Take each line containing the word "this" and copy it.

--- START Supplied records ---

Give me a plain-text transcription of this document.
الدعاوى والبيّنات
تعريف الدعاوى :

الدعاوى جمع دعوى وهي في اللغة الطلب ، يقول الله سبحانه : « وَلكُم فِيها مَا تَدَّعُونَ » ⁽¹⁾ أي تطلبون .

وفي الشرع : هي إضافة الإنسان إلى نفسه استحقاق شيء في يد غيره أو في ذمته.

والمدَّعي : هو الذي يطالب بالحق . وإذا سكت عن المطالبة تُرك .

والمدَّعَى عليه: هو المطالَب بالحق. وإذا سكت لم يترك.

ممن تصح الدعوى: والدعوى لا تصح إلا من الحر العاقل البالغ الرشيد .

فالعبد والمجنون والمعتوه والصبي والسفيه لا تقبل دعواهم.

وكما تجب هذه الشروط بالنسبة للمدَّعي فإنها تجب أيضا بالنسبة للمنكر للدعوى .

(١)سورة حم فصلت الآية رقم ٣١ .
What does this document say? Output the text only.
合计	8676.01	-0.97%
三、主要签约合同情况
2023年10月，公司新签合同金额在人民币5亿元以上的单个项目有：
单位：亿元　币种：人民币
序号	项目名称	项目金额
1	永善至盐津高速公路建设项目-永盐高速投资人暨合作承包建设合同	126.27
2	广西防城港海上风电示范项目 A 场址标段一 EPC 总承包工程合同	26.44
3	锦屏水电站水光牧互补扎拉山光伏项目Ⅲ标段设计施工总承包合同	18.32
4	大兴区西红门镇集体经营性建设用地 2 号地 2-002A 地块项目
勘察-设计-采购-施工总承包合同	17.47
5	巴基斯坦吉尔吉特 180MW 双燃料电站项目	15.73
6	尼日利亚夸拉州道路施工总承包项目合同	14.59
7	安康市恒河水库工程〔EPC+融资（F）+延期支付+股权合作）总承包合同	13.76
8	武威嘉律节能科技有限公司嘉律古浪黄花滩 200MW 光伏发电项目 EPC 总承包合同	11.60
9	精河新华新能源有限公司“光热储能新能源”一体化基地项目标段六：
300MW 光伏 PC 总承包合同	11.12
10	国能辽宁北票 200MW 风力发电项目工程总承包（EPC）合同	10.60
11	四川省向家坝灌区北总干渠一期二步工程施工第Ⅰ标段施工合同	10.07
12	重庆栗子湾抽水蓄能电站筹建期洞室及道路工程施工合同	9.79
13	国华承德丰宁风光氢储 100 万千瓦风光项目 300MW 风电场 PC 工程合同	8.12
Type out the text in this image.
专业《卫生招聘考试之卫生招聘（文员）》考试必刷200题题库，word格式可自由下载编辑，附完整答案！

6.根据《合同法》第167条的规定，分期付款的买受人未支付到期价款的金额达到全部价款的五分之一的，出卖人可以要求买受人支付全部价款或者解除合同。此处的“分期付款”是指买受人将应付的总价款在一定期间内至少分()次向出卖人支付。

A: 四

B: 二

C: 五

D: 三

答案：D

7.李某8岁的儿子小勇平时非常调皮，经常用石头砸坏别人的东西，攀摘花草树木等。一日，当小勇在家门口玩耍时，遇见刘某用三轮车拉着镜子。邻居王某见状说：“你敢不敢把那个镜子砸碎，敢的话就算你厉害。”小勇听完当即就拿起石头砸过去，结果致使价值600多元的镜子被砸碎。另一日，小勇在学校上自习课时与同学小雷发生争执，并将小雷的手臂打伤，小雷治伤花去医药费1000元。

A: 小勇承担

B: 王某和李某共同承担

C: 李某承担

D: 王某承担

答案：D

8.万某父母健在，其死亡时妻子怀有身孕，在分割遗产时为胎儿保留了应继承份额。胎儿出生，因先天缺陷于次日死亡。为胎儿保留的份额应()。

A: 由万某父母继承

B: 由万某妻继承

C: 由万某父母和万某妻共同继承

--- END Supplied records ---

> _Solution_:
Give me a plain-text transcription of this document.
What does this document say? Output the text only.
Type out the text in this image.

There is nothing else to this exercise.